### WHAT THE EXERCISE ASKS
Repeat the lines between the one containing "Give bounding boxes" and the one containing "staticText: 优: [243, 543, 278, 587]", inclusive, and give nothing else.

### STORED ROWS
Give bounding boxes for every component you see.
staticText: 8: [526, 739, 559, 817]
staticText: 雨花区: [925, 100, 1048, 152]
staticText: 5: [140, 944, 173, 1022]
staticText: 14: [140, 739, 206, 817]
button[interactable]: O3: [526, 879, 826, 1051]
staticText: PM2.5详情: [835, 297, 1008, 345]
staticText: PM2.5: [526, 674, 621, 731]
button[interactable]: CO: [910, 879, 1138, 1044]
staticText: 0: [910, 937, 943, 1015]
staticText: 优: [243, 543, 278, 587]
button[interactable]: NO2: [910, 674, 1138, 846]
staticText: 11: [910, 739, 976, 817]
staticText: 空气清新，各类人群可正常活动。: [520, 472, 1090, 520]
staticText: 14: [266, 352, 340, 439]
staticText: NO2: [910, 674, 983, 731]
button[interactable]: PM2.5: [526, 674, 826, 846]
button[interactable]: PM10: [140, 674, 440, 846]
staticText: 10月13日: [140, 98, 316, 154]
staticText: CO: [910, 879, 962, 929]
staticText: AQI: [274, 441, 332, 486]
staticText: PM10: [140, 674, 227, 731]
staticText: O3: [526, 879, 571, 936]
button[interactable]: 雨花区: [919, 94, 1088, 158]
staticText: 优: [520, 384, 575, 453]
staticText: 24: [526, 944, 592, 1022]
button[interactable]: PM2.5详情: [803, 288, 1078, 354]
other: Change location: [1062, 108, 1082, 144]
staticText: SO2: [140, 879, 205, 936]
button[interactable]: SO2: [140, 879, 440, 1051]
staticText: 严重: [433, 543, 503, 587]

==

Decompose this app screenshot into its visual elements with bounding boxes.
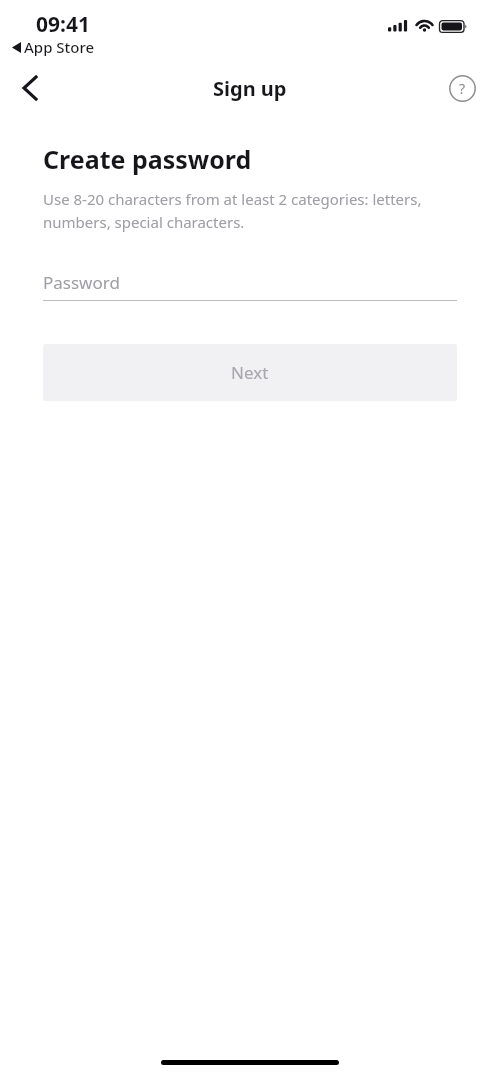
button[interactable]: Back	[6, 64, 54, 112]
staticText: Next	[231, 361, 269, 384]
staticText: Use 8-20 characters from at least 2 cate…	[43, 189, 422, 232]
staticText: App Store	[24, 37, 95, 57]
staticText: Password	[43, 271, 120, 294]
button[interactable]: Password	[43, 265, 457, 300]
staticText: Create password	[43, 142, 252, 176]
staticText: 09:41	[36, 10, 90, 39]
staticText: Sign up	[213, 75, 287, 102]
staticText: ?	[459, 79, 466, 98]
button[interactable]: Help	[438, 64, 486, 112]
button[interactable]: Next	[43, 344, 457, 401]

### EXPECTED ANSWER
Give bounding boxes for every component you see.
staticText: 8: [526, 739, 559, 817]
staticText: 雨花区: [925, 100, 1048, 152]
staticText: 5: [140, 944, 173, 1022]
staticText: 14: [140, 739, 206, 817]
button[interactable]: O3: [526, 879, 826, 1051]
staticText: PM2.5详情: [835, 297, 1008, 345]
staticText: PM2.5: [526, 674, 621, 731]
button[interactable]: CO: [910, 879, 1138, 1044]
staticText: 0: [910, 937, 943, 1015]
staticText: 优: [243, 543, 278, 587]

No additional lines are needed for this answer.